§ Given instruction: Collect every line that includes the string "screenshot".

Figure collection entries:

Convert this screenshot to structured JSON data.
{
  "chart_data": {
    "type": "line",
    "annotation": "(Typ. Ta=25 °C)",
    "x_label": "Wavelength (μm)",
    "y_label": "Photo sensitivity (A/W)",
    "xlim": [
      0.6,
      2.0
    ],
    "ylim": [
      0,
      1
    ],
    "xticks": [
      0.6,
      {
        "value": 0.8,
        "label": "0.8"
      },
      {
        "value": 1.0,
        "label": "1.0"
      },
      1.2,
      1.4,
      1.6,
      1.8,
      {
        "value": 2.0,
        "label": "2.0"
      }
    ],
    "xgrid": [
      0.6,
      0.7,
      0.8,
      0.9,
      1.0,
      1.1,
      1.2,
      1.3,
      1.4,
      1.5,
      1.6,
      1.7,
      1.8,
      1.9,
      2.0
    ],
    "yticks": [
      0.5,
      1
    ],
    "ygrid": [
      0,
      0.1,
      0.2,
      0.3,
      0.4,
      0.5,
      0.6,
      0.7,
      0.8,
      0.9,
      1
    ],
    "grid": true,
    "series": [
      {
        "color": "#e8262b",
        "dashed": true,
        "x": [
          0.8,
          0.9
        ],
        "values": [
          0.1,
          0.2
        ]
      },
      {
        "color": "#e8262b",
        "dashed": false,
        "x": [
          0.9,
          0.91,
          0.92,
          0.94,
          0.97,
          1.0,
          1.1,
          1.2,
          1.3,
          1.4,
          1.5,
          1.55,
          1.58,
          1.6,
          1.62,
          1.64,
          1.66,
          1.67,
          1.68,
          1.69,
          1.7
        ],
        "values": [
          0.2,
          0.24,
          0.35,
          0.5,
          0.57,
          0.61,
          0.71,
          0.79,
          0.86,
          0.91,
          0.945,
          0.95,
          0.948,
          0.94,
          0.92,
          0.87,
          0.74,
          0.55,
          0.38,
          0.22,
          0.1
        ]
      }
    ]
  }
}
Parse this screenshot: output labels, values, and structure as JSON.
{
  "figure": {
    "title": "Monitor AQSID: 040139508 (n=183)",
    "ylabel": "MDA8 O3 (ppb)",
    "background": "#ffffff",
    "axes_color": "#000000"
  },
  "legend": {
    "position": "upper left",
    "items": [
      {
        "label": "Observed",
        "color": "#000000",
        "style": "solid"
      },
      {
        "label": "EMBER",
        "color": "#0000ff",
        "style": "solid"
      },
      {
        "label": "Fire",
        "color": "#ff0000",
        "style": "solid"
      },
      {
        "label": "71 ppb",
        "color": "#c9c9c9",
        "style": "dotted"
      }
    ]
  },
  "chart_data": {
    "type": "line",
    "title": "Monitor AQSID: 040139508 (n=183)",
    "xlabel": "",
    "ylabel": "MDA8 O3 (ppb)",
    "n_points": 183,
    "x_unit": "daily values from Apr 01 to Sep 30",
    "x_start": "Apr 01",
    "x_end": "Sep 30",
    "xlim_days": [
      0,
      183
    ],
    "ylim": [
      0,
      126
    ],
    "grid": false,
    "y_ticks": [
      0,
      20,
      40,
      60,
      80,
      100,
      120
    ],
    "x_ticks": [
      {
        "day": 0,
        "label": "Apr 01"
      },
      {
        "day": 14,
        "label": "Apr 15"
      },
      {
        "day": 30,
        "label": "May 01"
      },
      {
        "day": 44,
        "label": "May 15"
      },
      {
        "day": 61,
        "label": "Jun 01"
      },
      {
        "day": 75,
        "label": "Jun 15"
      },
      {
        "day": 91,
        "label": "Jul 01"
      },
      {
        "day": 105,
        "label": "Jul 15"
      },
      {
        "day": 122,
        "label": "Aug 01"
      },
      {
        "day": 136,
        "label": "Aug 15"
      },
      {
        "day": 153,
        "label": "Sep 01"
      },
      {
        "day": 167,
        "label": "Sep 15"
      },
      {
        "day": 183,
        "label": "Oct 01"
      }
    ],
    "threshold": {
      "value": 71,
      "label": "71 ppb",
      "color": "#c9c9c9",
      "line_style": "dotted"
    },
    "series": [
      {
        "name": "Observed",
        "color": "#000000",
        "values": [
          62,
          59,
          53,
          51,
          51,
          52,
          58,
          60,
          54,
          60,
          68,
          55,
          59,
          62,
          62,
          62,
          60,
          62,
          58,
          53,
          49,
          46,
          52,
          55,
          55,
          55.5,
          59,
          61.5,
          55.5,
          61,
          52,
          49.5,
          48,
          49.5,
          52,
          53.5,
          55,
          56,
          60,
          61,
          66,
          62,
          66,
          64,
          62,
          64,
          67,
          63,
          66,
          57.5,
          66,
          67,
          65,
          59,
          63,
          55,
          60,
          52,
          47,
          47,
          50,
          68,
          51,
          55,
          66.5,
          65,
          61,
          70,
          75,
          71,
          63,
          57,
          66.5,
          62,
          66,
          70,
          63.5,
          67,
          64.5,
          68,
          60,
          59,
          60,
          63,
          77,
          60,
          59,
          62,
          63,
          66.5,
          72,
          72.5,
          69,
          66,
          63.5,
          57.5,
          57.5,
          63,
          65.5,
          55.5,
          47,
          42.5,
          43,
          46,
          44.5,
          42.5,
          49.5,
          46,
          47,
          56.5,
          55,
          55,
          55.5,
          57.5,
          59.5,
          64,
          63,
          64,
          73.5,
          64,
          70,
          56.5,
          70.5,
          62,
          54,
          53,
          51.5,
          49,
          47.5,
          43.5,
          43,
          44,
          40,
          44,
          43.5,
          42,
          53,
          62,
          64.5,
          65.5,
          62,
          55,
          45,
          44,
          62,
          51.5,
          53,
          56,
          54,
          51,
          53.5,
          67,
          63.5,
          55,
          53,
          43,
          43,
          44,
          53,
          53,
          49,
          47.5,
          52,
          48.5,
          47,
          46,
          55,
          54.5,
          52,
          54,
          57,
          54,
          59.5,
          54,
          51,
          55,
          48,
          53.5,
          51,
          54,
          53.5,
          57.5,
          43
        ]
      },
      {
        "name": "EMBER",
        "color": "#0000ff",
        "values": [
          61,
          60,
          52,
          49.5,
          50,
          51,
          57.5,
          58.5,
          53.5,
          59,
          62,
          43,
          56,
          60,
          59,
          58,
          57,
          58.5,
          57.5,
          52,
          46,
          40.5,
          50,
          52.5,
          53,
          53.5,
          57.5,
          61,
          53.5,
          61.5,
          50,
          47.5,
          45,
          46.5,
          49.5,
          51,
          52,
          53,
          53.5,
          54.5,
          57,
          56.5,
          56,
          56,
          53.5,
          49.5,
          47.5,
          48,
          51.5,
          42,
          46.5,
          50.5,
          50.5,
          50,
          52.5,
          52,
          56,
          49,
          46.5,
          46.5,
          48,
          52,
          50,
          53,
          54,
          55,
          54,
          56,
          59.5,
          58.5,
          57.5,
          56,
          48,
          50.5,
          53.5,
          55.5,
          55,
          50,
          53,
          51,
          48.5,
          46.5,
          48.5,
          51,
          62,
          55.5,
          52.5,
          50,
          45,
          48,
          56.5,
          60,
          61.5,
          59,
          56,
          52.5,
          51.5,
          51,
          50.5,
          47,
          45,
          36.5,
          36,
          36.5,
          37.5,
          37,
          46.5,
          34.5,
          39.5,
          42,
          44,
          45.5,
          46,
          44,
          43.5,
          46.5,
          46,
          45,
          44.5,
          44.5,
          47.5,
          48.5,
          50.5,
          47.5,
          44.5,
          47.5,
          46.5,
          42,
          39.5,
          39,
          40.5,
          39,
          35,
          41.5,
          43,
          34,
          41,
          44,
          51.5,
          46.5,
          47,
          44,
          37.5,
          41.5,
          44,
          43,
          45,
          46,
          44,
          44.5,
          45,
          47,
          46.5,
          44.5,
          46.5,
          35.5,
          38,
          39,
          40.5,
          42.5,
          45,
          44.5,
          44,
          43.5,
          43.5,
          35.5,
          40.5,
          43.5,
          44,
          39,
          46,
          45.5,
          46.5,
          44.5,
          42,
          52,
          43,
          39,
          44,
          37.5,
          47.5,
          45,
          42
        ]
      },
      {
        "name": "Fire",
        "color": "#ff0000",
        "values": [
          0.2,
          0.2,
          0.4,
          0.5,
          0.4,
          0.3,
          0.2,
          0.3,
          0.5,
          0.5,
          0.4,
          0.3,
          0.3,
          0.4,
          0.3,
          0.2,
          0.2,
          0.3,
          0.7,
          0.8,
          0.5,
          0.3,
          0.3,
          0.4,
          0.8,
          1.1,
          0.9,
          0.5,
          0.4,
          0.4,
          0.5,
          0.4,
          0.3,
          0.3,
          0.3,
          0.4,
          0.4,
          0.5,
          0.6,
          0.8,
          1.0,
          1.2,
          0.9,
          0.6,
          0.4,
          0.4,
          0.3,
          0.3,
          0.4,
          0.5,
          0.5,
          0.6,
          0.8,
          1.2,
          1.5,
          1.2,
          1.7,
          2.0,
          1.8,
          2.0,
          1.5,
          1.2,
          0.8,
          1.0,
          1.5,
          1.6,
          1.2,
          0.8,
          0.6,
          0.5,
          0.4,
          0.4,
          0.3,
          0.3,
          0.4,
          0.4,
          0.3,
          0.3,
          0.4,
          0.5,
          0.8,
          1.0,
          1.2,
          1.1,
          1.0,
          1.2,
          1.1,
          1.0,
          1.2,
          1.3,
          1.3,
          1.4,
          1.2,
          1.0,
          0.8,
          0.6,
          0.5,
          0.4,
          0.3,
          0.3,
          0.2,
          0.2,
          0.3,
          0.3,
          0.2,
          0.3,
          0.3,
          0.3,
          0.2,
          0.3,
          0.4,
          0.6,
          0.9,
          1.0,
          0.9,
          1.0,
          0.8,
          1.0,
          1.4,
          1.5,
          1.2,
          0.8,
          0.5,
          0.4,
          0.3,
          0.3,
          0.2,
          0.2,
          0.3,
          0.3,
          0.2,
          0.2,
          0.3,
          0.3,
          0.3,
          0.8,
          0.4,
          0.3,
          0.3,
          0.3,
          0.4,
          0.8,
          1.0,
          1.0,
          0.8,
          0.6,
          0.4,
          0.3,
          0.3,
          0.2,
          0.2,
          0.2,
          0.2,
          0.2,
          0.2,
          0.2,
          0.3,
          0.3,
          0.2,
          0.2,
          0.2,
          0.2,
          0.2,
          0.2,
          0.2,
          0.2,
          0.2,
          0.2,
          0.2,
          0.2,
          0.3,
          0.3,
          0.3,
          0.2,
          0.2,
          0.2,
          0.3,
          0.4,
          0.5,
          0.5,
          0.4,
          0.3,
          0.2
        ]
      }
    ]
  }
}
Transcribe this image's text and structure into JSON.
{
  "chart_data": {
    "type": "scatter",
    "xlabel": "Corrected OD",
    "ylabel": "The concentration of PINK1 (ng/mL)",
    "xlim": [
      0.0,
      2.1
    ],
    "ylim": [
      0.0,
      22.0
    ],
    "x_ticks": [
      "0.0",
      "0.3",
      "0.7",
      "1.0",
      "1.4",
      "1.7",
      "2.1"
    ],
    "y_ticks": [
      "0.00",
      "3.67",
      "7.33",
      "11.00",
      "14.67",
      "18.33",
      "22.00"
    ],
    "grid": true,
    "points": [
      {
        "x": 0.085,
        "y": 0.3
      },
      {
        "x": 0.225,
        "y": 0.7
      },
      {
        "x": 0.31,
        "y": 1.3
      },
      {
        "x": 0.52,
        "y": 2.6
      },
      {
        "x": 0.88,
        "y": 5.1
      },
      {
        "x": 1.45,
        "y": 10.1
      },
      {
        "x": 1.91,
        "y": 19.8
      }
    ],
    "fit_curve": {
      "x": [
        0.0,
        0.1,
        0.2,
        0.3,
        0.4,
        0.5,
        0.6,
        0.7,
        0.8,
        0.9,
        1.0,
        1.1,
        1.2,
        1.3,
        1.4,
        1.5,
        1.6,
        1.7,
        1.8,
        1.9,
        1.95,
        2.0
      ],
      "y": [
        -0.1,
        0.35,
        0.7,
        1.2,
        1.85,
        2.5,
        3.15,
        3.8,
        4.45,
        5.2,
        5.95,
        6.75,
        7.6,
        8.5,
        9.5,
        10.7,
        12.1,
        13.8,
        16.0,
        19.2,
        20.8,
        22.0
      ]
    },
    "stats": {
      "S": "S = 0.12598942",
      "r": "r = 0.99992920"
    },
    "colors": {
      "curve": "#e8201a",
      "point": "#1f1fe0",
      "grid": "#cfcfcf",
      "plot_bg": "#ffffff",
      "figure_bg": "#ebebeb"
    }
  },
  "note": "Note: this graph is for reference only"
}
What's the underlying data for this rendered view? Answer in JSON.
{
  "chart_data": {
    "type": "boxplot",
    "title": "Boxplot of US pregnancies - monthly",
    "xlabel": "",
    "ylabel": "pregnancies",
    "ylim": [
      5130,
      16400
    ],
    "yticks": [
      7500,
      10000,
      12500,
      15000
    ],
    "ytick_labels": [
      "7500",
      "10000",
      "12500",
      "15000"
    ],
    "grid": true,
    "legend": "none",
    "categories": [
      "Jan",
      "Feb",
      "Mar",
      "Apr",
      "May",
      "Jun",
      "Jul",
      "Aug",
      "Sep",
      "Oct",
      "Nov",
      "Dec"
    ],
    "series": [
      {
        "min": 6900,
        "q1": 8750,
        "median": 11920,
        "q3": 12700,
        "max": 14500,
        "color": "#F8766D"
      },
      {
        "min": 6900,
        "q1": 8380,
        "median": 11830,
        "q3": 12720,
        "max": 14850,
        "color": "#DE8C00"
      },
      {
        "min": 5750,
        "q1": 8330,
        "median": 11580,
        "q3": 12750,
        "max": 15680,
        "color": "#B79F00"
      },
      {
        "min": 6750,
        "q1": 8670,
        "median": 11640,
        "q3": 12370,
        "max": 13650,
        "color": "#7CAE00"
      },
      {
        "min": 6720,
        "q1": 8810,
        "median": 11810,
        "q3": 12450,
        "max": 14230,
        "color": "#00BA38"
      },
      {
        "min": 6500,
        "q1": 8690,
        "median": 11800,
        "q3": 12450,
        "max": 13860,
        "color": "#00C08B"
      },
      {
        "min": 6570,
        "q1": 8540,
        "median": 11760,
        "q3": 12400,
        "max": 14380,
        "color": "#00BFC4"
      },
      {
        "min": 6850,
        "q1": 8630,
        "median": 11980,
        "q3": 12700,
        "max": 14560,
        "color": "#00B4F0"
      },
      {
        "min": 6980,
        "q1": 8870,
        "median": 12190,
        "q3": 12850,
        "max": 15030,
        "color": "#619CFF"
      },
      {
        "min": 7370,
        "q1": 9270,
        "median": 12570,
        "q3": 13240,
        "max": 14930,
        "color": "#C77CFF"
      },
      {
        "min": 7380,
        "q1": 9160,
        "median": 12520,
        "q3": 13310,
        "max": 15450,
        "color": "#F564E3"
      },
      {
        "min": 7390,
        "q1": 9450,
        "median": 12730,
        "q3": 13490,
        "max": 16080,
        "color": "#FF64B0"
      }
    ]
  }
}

§ Correct output:
Convert this screenshot to structured JSON data.
Parse this screenshot: output labels, values, and structure as JSON.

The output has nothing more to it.